Recorded data |

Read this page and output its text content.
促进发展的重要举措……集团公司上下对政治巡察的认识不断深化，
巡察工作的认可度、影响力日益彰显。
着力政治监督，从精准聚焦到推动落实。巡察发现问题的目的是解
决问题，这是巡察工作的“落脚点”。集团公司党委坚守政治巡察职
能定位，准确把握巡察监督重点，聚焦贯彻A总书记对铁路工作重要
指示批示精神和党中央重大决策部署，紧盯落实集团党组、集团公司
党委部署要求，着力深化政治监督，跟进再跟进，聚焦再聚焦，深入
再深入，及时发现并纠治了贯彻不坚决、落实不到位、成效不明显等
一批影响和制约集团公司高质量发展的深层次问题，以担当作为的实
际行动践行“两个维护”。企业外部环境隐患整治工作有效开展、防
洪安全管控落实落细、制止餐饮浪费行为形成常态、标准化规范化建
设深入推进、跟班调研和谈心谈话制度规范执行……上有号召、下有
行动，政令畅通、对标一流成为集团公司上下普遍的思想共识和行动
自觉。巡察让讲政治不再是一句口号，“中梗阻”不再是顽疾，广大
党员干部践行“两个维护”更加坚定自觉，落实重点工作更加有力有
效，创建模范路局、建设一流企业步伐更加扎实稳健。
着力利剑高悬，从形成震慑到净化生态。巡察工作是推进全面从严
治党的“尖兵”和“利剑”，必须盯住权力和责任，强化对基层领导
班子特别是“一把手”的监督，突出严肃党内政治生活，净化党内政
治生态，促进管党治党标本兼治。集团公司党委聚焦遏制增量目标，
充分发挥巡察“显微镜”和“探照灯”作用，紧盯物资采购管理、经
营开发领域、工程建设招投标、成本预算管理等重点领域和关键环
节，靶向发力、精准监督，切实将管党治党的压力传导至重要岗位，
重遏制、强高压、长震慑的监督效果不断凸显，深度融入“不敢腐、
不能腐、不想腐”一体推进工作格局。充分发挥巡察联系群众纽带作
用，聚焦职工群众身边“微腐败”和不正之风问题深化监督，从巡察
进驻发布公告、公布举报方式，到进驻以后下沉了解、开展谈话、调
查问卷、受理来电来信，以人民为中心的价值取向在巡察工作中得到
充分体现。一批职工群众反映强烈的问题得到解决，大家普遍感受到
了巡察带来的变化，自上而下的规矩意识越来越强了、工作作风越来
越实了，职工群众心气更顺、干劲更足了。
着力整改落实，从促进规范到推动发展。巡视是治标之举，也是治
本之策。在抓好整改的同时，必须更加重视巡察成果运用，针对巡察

Stated problem | Copy all the lines above that hold the string "两个维护".

In response |
际行动践行“两个维护”。企业外部环境隐患整治工作有效开展、防
党员干部践行“两个维护”更加坚定自觉，落实重点工作更加有力有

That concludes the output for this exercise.